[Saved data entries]
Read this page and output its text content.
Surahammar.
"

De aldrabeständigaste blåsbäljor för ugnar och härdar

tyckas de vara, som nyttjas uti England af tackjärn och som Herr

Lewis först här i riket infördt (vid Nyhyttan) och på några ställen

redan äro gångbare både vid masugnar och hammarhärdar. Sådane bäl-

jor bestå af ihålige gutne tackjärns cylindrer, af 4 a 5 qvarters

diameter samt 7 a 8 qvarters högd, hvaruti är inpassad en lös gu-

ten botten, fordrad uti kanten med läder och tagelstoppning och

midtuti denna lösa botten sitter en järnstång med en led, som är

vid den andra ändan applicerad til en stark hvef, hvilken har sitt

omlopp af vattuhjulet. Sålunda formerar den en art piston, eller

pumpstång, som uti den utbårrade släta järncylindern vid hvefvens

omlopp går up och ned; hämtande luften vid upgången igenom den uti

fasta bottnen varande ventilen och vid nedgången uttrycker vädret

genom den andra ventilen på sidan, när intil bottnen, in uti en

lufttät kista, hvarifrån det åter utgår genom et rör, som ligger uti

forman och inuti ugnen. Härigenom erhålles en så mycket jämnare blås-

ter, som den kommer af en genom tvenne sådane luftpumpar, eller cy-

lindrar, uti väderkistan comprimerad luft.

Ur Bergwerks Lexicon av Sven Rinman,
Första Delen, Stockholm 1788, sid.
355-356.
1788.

Work required:
Reproduce each entry precisely, so that nothing differs from the original.

Solution for this exercise:
Read this page and output its text content.
Surahammar.
"

De aldrabeständigaste blåsbäljor för ugnar och härdar

tyckas de vara, som nyttjas uti England af tackjärn och som Herr

Lewis först här i riket infördt (vid Nyhyttan) och på några ställen

redan äro gångbare både vid masugnar och hammarhärdar. Sådane bäl-

jor bestå af ihålige gutne tackjärns cylindrer, af 4 a 5 qvarters

diameter samt 7 a 8 qvarters högd, hvaruti är inpassad en lös gu-

ten botten, fordrad uti kanten med läder och tagelstoppning och

midtuti denna lösa botten sitter en järnstång med en led, som är

vid den andra ändan applicerad til en stark hvef, hvilken har sitt

omlopp af vattuhjulet. Sålunda formerar den en art piston, eller

pumpstång, som uti den utbårrade släta järncylindern vid hvefvens

omlopp går up och ned; hämtande luften vid upgången igenom den uti

fasta bottnen varande ventilen och vid nedgången uttrycker vädret

genom den andra ventilen på sidan, när intil bottnen, in uti en

lufttät kista, hvarifrån det åter utgår genom et rör, som ligger uti

forman och inuti ugnen. Härigenom erhålles en så mycket jämnare blås-

ter, som den kommer af en genom tvenne sådane luftpumpar, eller cy-

lindrar, uti väderkistan comprimerad luft.

Ur Bergwerks Lexicon av Sven Rinman,
Första Delen, Stockholm 1788, sid.
355-356.
1788.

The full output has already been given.